[REQUIRED WORK]
Locate the string "subtitle" in the records below. Copy every line where it occurs.

◇ ◇ ◇ ◇ ◇

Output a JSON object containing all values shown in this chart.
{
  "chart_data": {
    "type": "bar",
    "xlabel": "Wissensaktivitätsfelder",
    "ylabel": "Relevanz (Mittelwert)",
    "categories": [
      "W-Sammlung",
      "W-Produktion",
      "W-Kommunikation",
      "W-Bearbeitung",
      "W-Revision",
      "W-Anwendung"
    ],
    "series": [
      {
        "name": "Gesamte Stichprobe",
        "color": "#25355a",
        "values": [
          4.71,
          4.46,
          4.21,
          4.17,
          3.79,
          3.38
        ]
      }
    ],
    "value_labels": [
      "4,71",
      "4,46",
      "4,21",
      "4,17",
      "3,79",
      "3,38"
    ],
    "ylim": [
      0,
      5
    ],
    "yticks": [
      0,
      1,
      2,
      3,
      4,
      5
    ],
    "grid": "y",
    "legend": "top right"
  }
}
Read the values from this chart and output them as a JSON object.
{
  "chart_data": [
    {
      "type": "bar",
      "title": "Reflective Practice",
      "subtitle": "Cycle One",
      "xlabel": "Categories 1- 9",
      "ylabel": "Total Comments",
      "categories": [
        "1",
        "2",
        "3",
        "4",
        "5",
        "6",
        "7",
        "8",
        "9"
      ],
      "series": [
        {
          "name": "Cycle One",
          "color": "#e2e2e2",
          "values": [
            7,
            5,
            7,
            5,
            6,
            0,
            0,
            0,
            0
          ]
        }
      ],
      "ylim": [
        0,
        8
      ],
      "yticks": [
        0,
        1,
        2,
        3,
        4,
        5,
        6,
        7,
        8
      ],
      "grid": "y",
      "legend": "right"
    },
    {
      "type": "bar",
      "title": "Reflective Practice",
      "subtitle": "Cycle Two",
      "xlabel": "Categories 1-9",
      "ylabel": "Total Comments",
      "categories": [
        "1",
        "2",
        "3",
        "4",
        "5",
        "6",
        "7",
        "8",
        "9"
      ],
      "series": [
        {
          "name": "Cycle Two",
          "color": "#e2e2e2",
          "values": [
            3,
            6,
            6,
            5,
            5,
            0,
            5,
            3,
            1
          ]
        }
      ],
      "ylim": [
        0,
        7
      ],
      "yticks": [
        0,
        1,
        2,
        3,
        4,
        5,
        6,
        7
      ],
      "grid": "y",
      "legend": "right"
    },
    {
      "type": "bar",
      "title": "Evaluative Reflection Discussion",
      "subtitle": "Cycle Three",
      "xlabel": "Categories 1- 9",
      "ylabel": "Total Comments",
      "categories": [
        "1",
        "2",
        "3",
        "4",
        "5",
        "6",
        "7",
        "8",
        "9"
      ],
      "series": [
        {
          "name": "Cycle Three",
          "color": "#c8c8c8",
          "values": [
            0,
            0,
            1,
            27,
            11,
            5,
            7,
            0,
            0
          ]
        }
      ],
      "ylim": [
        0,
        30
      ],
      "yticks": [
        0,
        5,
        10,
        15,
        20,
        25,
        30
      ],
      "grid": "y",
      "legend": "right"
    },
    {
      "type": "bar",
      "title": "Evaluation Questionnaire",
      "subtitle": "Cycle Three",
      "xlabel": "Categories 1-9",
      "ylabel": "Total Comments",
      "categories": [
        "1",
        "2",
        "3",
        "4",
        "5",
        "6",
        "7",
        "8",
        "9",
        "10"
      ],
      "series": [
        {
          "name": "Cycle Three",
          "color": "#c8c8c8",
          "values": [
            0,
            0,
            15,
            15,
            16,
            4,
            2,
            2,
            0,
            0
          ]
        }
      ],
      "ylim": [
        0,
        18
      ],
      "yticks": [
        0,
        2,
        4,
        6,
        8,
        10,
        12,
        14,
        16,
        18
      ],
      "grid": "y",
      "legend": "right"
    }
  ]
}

◇ ◇ ◇ ◇ ◇

[REPLY]
      "subtitle": "Cycle One",
      "subtitle": "Cycle Two",
      "subtitle": "Cycle Three",
      "subtitle": "Cycle Three",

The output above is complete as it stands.